- **PROBLEM TO SOLVE**
Select all lines in the records that include "text".

(Data excerpts)
#####
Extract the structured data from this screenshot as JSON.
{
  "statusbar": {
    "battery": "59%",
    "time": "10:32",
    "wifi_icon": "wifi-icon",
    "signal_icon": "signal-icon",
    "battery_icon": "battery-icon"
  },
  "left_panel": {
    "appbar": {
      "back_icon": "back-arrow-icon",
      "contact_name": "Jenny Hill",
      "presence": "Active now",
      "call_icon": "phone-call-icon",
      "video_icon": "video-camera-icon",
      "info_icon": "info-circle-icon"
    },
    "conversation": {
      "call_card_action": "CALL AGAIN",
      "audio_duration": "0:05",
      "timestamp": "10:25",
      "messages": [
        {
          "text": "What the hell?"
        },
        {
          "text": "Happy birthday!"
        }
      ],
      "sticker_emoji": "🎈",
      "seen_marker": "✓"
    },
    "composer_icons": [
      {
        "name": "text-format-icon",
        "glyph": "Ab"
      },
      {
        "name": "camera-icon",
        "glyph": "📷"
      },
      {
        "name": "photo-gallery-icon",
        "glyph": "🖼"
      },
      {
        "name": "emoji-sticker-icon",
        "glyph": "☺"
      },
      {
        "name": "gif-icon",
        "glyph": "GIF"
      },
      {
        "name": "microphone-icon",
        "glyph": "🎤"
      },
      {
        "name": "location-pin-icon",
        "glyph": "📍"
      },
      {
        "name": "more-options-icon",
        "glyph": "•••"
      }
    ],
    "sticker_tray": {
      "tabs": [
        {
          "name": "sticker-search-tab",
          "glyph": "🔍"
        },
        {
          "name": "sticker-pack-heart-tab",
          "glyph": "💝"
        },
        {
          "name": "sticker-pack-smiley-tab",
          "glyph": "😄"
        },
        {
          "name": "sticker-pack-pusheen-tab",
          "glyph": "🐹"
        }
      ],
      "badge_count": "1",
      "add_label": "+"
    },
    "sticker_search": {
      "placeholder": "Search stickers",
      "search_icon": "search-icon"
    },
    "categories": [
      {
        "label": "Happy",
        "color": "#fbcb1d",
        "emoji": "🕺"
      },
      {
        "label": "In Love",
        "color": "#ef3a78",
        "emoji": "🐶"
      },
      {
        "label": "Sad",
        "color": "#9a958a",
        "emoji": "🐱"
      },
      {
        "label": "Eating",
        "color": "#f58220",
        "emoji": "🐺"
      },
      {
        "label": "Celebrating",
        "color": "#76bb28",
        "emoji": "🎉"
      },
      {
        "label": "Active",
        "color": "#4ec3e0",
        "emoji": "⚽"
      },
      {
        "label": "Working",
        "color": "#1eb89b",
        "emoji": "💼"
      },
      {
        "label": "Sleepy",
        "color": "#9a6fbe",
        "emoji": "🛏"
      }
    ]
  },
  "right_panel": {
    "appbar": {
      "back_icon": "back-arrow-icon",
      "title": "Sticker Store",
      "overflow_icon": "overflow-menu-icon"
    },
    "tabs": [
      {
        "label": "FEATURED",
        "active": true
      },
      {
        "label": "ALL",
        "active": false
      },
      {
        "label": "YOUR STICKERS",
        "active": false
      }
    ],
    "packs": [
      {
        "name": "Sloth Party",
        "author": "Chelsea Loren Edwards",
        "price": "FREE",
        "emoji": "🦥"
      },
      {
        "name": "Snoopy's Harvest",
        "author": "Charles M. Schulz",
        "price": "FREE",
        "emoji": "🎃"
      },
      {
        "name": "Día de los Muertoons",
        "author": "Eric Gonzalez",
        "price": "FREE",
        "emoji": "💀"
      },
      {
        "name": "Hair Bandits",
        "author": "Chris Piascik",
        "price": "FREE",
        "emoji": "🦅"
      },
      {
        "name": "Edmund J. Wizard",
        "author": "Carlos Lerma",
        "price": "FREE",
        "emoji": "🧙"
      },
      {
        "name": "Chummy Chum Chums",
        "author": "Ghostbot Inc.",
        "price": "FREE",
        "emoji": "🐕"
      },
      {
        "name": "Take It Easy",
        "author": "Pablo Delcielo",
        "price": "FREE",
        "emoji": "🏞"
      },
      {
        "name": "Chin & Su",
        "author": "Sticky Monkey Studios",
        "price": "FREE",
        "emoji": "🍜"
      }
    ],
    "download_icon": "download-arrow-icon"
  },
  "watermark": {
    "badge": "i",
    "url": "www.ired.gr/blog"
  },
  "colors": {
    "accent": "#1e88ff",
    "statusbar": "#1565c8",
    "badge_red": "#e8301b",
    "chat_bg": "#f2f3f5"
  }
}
#####
- **EXPECTED ANSWER**
          "text": "What the hell?"
          "text": "Happy birthday!"
        "name": "text-format-icon",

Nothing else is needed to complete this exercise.